▸ **Extracted entries**:
>> begin

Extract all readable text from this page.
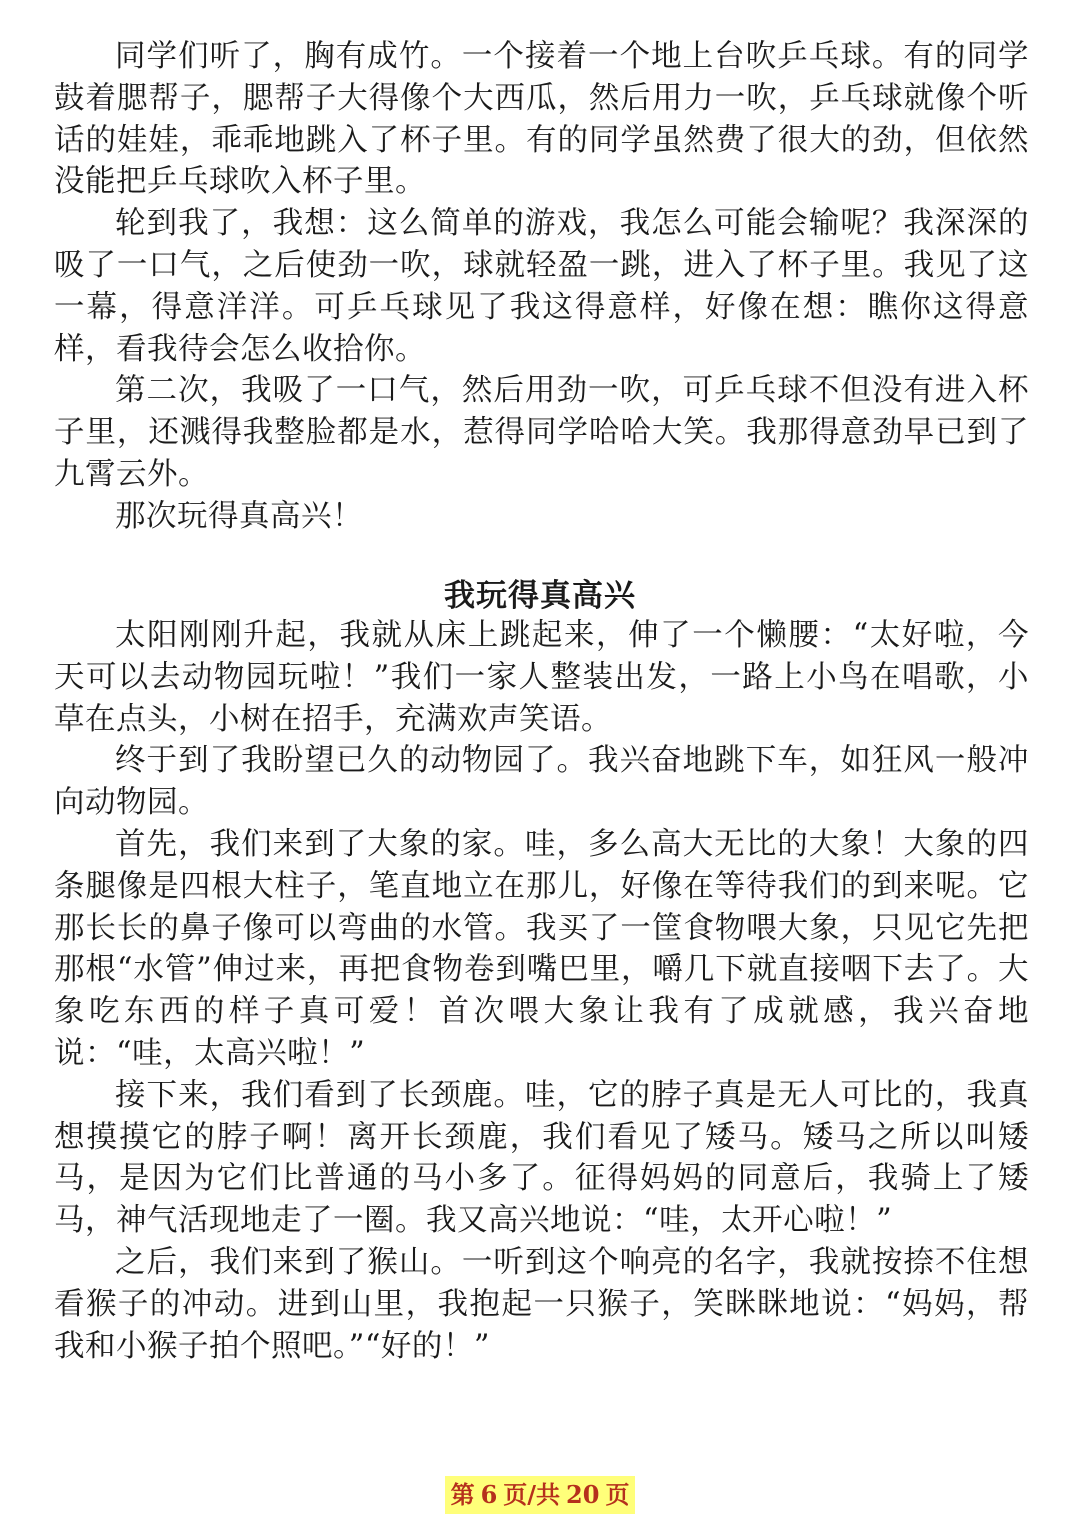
同学们听了，胸有成竹。一个接着一个地上台吹乒乓球。有的同学鼓着腮帮子，腮帮子大得像个大西瓜，然后用力一吹，乒乓球就像个听话的娃娃，乖乖地跳入了杯子里。有的同学虽然费了很大的劲，但依然没能把乒乓球吹入杯子里。

轮到我了，我想：这么简单的游戏，我怎么可能会输呢？我深深的吸了一口气，之后使劲一吹，球就轻盈一跳，进入了杯子里。我见了这一幕，得意洋洋。可乒乓球见了我这得意样，好像在想：瞧你这得意样，看我待会怎么收拾你。

第二次，我吸了一口气，然后用劲一吹，可乒乓球不但没有进入杯子里，还溅得我整脸都是水，惹得同学哈哈大笑。我那得意劲早已到了九霄云外。

那次玩得真高兴！

我玩得真高兴

太阳刚刚升起，我就从床上跳起来，伸了一个懒腰：“太好啦，今天可以去动物园玩啦！”我们一家人整装出发，一路上小鸟在唱歌，小草在点头，小树在招手，充满欢声笑语。

终于到了我盼望已久的动物园了。我兴奋地跳下车，如狂风一般冲向动物园。

首先，我们来到了大象的家。哇，多么高大无比的大象！大象的四条腿像是四根大柱子，笔直地立在那儿，好像在等待我们的到来呢。它那长长的鼻子像可以弯曲的水管。我买了一筐食物喂大象，只见它先把那根“水管”伸过来，再把食物卷到嘴巴里，嚼几下就直接咽下去了。大象吃东西的样子真可爱！首次喂大象让我有了成就感，我兴奋地说：“哇，太高兴啦！”

接下来，我们看到了长颈鹿。哇，它的脖子真是无人可比的，我真想摸摸它的脖子啊！离开长颈鹿，我们看见了矮马。矮马之所以叫矮马，是因为它们比普通的马小多了。征得妈妈的同意后，我骑上了矮马，神气活现地走了一圈。我又高兴地说：“哇，太开心啦！”

之后，我们来到了猴山。一听到这个响亮的名字，我就按捺不住想看猴子的冲动。进到山里，我抱起一只猴子，笑眯眯地说：“妈妈，帮我和小猴子拍个照吧。”“好的！”

第 6 页/共 20 页
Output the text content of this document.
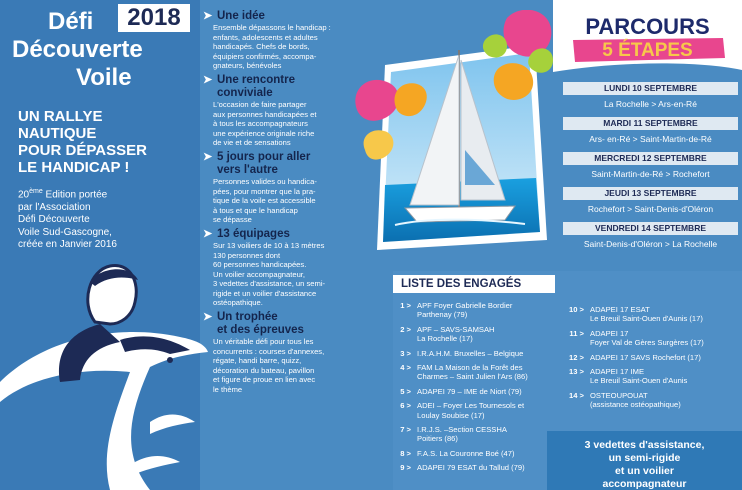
Défi
Découverte
Voile
2018
UN RALLYE
NAUTIQUE
POUR DÉPASSER
LE HANDICAP !
20ème Edition portée
par l'Association
Défi Découverte
Voile Sud-Gascogne,
créée en Janvier 2016
➤ Une idée
Ensemble dépassons le handicap :
enfants, adolescents et adultes
handicapés. Chefs de bords,
équipiers confirmés, accompa-
gnateurs, bénévoles
➤ Une rencontre
conviviale
L'occasion de faire partager
aux personnes handicapées et
à tous les accompagnateurs
une expérience originale riche
de vie et de sensations
➤ 5 jours pour aller
vers l'autre
Personnes valides ou handica-
pées, pour montrer que la pra-
tique de la voile est accessible
à tous et que le handicap
se dépasse
➤ 13 équipages
Sur 13 voiliers de 10 à 13 mètres
130 personnes dont
60 personnes handicapées.
Un voilier accompagnateur,
3 vedettes d'assistance, un semi-
rigide et un voilier d'assistance
ostéopathique.
➤ Un trophée
et des épreuves
Un véritable défi pour tous les
concurrents : courses d'annexes,
régate, handi barre, quizz,
décoration du bateau, pavillon
et figure de proue en lien avec
le thème
PARCOURS
5 ÉTAPES
LUNDI 10 SEPTEMBRE
La Rochelle > Ars-en-Ré
MARDI 11 SEPTEMBRE
Ars- en-Ré > Saint-Martin-de-Ré
MERCREDI 12 SEPTEMBRE
Saint-Martin-de-Ré > Rochefort
JEUDI 13 SEPTEMBRE
Rochefort > Saint-Denis-d'Oléron
VENDREDI 14 SEPTEMBRE
Saint-Denis-d'Oléron > La Rochelle
LISTE DES ENGAGÉS
1 > APF Foyer Gabrielle Bordier
Parthenay (79)
2 > APF – SAVS-SAMSAH
La Rochelle (17)
3 > I.R.A.H.M. Bruxelles – Belgique
4 > FAM La Maison de la Forêt des
Charmes – Saint Julien l'Ars (86)
5 > ADAPEI 79 – IME de Niort (79)
6 > ADEI – Foyer Les Tournesols et
Loulay Soubise (17)
7 > I.R.J.S. –Section CESSHA
Poitiers (86)
8 > F.A.S. La Couronne Boé (47)
9 > ADAPEI 79 ESAT du Tallud (79)
10 > ADAPEI 17 ESAT
Le Breuil Saint-Ouen d'Aunis (17)
11 > ADAPEI 17
Foyer Val de Gères Surgères (17)
12 > ADAPEI 17 SAVS Rochefort (17)
13 > ADAPEI 17 IME
Le Breuil Saint-Ouen d'Aunis
14 > OSTEOUPOUAT
(assistance ostéopathique)
3 vedettes d'assistance,
un semi-rigide
et un voilier
accompagnateur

>> end

▸ **Problem statement**:
Generate a word-for-word copy of the preceding records, excluding all pictures.

▸ **Written answer**:
Extract all readable text from this page.
同学们听了，胸有成竹。一个接着一个地上台吹乒乓球。有的同学鼓着腮帮子，腮帮子大得像个大西瓜，然后用力一吹，乒乓球就像个听话的娃娃，乖乖地跳入了杯子里。有的同学虽然费了很大的劲，但依然没能把乒乓球吹入杯子里。

轮到我了，我想：这么简单的游戏，我怎么可能会输呢？我深深的吸了一口气，之后使劲一吹，球就轻盈一跳，进入了杯子里。我见了这一幕，得意洋洋。可乒乓球见了我这得意样，好像在想：瞧你这得意样，看我待会怎么收拾你。

第二次，我吸了一口气，然后用劲一吹，可乒乓球不但没有进入杯子里，还溅得我整脸都是水，惹得同学哈哈大笑。我那得意劲早已到了九霄云外。

那次玩得真高兴！

我玩得真高兴

太阳刚刚升起，我就从床上跳起来，伸了一个懒腰：“太好啦，今天可以去动物园玩啦！”我们一家人整装出发，一路上小鸟在唱歌，小草在点头，小树在招手，充满欢声笑语。

终于到了我盼望已久的动物园了。我兴奋地跳下车，如狂风一般冲向动物园。

首先，我们来到了大象的家。哇，多么高大无比的大象！大象的四条腿像是四根大柱子，笔直地立在那儿，好像在等待我们的到来呢。它那长长的鼻子像可以弯曲的水管。我买了一筐食物喂大象，只见它先把那根“水管”伸过来，再把食物卷到嘴巴里，嚼几下就直接咽下去了。大象吃东西的样子真可爱！首次喂大象让我有了成就感，我兴奋地说：“哇，太高兴啦！”

接下来，我们看到了长颈鹿。哇，它的脖子真是无人可比的，我真想摸摸它的脖子啊！离开长颈鹿，我们看见了矮马。矮马之所以叫矮马，是因为它们比普通的马小多了。征得妈妈的同意后，我骑上了矮马，神气活现地走了一圈。我又高兴地说：“哇，太开心啦！”

之后，我们来到了猴山。一听到这个响亮的名字，我就按捺不住想看猴子的冲动。进到山里，我抱起一只猴子，笑眯眯地说：“妈妈，帮我和小猴子拍个照吧。”“好的！”

第 6 页/共 20 页
Output the text content of this document.
Défi
Découverte
Voile
2018
UN RALLYE
NAUTIQUE
POUR DÉPASSER
LE HANDICAP !
20ème Edition portée
par l'Association
Défi Découverte
Voile Sud-Gascogne,
créée en Janvier 2016
➤ Une idée
Ensemble dépassons le handicap :
enfants, adolescents et adultes
handicapés. Chefs de bords,
équipiers confirmés, accompa-
gnateurs, bénévoles
➤ Une rencontre
conviviale
L'occasion de faire partager
aux personnes handicapées et
à tous les accompagnateurs
une expérience originale riche
de vie et de sensations
➤ 5 jours pour aller
vers l'autre
Personnes valides ou handica-
pées, pour montrer que la pra-
tique de la voile est accessible
à tous et que le handicap
se dépasse
➤ 13 équipages
Sur 13 voiliers de 10 à 13 mètres
130 personnes dont
60 personnes handicapées.
Un voilier accompagnateur,
3 vedettes d'assistance, un semi-
rigide et un voilier d'assistance
ostéopathique.
➤ Un trophée
et des épreuves
Un véritable défi pour tous les
concurrents : courses d'annexes,
régate, handi barre, quizz,
décoration du bateau, pavillon
et figure de proue en lien avec
le thème
PARCOURS
5 ÉTAPES
LUNDI 10 SEPTEMBRE
La Rochelle > Ars-en-Ré
MARDI 11 SEPTEMBRE
Ars- en-Ré > Saint-Martin-de-Ré
MERCREDI 12 SEPTEMBRE
Saint-Martin-de-Ré > Rochefort
JEUDI 13 SEPTEMBRE
Rochefort > Saint-Denis-d'Oléron
VENDREDI 14 SEPTEMBRE
Saint-Denis-d'Oléron > La Rochelle
LISTE DES ENGAGÉS
1 > APF Foyer Gabrielle Bordier
Parthenay (79)
2 > APF – SAVS-SAMSAH
La Rochelle (17)
3 > I.R.A.H.M. Bruxelles – Belgique
4 > FAM La Maison de la Forêt des
Charmes – Saint Julien l'Ars (86)
5 > ADAPEI 79 – IME de Niort (79)
6 > ADEI – Foyer Les Tournesols et
Loulay Soubise (17)
7 > I.R.J.S. –Section CESSHA
Poitiers (86)
8 > F.A.S. La Couronne Boé (47)
9 > ADAPEI 79 ESAT du Tallud (79)
10 > ADAPEI 17 ESAT
Le Breuil Saint-Ouen d'Aunis (17)
11 > ADAPEI 17
Foyer Val de Gères Surgères (17)
12 > ADAPEI 17 SAVS Rochefort (17)
13 > ADAPEI 17 IME
Le Breuil Saint-Ouen d'Aunis
14 > OSTEOUPOUAT
(assistance ostéopathique)
3 vedettes d'assistance,
un semi-rigide
et un voilier
accompagnateur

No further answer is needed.